++++ Data to examine ++++
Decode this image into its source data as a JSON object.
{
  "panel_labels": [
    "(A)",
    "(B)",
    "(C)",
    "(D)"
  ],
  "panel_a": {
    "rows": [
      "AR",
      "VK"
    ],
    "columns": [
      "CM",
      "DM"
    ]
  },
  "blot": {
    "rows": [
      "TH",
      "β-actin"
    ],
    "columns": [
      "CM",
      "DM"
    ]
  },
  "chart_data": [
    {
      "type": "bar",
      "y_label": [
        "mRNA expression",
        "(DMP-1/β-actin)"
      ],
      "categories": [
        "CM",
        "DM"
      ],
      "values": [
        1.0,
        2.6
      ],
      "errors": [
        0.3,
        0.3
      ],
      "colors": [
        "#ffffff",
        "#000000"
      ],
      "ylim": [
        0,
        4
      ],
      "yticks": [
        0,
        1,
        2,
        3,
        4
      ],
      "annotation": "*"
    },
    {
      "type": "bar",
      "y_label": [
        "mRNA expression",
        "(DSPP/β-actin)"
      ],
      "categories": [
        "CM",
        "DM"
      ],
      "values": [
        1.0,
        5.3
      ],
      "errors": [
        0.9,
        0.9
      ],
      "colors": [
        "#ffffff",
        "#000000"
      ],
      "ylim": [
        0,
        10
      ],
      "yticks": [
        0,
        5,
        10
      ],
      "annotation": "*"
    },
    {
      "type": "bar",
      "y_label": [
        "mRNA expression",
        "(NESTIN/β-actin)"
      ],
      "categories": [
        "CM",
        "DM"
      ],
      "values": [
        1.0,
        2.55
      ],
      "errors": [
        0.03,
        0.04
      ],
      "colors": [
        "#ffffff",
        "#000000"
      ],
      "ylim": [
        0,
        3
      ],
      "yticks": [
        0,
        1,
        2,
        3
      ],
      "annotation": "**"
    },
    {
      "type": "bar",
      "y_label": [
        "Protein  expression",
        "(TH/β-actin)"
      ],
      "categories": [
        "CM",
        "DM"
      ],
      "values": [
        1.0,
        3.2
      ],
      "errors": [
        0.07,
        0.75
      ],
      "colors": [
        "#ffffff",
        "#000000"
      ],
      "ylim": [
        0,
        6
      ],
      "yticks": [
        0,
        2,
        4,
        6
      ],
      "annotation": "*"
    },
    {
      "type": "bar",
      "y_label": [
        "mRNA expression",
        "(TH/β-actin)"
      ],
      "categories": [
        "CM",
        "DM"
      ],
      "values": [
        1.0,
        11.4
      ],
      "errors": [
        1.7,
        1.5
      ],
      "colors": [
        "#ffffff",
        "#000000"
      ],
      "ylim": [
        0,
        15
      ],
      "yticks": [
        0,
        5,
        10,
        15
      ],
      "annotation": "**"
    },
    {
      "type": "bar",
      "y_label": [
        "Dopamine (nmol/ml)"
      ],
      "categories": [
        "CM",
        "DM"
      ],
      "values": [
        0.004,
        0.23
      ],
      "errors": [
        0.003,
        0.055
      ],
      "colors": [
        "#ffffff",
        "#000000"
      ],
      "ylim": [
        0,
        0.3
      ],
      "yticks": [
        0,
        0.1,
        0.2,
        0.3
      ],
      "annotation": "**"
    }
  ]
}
++++
++++ Data to examine ++++
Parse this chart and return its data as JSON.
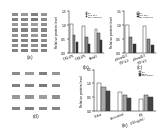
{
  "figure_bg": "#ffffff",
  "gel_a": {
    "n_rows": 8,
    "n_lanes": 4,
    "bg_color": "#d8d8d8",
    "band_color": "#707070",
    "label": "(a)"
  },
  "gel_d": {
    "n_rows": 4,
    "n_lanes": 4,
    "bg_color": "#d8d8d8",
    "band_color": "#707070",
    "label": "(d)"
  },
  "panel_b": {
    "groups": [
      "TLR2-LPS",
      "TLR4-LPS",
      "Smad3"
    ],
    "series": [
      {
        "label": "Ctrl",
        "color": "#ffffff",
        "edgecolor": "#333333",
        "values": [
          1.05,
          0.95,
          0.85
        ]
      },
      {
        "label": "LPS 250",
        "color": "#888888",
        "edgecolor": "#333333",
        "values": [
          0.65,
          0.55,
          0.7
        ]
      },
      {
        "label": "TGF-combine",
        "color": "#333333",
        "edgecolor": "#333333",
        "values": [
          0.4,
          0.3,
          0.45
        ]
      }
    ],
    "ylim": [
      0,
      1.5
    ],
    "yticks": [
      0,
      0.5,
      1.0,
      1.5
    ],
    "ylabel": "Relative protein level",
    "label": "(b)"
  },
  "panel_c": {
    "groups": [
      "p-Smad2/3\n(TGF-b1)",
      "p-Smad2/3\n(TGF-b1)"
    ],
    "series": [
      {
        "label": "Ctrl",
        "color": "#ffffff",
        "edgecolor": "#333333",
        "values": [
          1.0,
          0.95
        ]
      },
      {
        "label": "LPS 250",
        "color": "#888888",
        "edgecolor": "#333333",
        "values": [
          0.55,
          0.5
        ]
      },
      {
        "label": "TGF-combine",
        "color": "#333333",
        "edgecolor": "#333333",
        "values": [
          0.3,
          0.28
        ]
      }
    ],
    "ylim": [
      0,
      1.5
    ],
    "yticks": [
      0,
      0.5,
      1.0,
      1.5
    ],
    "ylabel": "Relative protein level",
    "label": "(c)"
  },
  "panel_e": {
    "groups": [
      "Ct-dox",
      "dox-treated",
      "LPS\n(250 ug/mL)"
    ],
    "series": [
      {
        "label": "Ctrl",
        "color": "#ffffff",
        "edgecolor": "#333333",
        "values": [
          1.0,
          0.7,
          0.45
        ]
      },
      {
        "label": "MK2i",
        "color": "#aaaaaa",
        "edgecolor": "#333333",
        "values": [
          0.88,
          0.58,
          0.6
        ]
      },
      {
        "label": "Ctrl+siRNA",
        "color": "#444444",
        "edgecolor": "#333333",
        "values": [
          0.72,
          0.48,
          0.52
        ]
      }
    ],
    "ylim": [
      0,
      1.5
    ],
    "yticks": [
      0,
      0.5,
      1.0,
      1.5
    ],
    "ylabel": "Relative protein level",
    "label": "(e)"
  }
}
++++
State the number of lines in the records that hold the string "JSON", and add nothing.

» Written response:
2